_INSTRUCTIONS FOR THE TASK_
Please format the entries below as a numbered list, starting at the very beginning of the entries and ending at the line that contains "The compressor 14 is at (597, 339).", with both ends included and blank lines left out.

_INPUT RECORDS_
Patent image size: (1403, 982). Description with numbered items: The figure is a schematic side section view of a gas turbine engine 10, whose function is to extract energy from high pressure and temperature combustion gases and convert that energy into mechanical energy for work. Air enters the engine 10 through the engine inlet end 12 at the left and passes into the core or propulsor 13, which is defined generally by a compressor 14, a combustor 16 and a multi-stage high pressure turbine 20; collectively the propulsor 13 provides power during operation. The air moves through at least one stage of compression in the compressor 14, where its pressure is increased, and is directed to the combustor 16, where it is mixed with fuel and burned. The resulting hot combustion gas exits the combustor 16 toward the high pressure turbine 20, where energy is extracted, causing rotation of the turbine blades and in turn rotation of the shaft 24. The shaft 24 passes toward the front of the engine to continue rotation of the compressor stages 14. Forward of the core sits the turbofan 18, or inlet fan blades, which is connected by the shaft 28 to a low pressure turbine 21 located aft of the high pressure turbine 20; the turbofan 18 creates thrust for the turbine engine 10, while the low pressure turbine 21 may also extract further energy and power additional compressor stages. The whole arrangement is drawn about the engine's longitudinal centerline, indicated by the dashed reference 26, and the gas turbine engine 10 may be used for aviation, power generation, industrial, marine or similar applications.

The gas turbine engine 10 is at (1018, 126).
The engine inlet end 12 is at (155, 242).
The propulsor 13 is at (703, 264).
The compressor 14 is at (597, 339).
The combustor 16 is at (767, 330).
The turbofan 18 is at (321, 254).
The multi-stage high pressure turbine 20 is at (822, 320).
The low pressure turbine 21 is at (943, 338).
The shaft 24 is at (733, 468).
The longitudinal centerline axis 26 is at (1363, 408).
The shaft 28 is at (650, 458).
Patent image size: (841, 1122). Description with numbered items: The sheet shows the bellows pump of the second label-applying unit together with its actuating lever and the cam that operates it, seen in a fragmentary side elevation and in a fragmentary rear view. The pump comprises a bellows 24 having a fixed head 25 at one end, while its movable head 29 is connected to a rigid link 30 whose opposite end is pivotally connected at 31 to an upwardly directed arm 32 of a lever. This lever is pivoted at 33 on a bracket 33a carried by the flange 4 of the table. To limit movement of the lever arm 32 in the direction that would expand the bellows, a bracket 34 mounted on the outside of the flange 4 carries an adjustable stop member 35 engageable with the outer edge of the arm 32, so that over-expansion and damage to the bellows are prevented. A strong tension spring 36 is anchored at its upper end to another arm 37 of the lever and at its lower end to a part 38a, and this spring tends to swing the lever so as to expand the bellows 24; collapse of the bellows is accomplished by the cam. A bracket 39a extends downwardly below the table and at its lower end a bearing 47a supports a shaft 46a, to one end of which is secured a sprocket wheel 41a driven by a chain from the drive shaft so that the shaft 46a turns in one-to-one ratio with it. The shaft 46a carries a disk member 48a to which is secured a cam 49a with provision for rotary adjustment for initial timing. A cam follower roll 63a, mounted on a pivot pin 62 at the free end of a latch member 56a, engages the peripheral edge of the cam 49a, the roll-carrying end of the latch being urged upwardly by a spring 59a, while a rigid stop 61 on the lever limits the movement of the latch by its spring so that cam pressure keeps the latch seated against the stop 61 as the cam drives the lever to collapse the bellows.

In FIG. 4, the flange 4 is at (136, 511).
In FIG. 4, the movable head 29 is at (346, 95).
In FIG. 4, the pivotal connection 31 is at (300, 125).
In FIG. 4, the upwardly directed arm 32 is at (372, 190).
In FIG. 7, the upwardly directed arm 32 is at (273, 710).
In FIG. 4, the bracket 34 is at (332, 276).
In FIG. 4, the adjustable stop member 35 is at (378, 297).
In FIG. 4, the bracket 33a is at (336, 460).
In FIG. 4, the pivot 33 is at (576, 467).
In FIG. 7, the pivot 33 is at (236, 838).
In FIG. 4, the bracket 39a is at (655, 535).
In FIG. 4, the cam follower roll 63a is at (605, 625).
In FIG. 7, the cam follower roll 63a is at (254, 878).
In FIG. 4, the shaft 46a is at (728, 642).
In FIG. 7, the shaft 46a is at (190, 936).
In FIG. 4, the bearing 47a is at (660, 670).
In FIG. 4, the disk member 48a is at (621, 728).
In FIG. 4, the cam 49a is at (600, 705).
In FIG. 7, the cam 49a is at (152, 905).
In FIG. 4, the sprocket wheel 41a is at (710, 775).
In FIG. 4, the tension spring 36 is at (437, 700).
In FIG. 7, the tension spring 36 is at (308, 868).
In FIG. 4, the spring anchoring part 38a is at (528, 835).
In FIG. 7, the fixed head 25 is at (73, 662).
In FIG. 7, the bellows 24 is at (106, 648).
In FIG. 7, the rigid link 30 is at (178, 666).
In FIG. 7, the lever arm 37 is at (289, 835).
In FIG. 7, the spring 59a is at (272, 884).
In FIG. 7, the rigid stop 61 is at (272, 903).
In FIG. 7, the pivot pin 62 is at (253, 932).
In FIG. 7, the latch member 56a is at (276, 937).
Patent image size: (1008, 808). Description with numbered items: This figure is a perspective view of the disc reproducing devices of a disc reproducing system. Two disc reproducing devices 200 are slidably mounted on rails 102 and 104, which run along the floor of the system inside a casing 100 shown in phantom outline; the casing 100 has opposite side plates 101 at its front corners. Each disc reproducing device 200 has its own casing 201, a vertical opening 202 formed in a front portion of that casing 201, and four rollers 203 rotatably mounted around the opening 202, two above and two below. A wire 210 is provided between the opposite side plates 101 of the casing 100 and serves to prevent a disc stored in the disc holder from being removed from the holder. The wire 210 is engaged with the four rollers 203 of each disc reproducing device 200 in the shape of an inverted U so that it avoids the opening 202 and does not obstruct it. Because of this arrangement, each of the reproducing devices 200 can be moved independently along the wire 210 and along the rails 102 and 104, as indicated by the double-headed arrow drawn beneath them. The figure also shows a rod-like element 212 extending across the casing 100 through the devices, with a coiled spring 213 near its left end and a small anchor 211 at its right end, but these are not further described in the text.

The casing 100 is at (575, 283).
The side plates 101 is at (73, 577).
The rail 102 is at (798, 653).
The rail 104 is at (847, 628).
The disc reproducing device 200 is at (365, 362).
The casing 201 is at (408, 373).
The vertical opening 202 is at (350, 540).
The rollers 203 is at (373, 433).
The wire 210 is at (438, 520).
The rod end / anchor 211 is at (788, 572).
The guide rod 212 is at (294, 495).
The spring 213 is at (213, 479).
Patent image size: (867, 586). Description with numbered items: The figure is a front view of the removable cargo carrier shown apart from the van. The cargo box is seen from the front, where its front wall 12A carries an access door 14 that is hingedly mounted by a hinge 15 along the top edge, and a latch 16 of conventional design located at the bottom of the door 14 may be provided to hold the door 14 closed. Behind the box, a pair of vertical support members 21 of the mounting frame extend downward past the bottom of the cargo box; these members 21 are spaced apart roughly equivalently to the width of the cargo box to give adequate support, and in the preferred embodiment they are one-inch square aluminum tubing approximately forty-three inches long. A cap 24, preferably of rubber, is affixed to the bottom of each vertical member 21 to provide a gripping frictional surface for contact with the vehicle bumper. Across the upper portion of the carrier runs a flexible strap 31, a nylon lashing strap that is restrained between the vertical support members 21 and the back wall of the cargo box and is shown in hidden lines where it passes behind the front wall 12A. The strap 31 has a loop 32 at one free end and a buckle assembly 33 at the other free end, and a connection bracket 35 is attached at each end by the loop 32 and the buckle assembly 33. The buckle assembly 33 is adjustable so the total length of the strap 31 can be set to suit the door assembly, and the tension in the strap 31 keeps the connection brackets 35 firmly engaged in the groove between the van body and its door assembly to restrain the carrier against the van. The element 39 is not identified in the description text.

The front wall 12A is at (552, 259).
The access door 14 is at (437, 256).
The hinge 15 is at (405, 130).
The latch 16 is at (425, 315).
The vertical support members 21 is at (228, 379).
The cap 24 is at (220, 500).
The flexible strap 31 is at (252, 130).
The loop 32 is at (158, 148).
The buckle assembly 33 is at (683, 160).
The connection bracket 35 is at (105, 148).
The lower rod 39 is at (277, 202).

_FINISHED EXERCISE_
1. Patent image size: (1403, 982). Description with numbered items: The figure is a schematic side section view of a gas turbine engine 10, whose function is to extract energy from high pressure and temperature combustion gases and convert that energy into mechanical energy for work. Air enters the engine 10 through the engine inlet end 12 at the left and passes into the core or propulsor 13, which is defined generally by a compressor 14, a combustor 16 and a multi-stage high pressure turbine 20; collectively the propulsor 13 provides power during operation. The air moves through at least one stage of compression in the compressor 14, where its pressure is increased, and is directed to the combustor 16, where it is mixed with fuel and burned. The resulting hot combustion gas exits the combustor 16 toward the high pressure turbine 20, where energy is extracted, causing rotation of the turbine blades and in turn rotation of the shaft 24. The shaft 24 passes toward the front of the engine to continue rotation of the compressor stages 14. Forward of the core sits the turbofan 18, or inlet fan blades, which is connected by the shaft 28 to a low pressure turbine 21 located aft of the high pressure turbine 20; the turbofan 18 creates thrust for the turbine engine 10, while the low pressure turbine 21 may also extract further energy and power additional compressor stages. The whole arrangement is drawn about the engine's longitudinal centerline, indicated by the dashed reference 26, and the gas turbine engine 10 may be used for aviation, power generation, industrial, marine or similar applications.
2. The gas turbine engine 10 is at (1018, 126).
3. The engine inlet end 12 is at (155, 242).
4. The propulsor 13 is at (703, 264).
5. The compressor 14 is at (597, 339).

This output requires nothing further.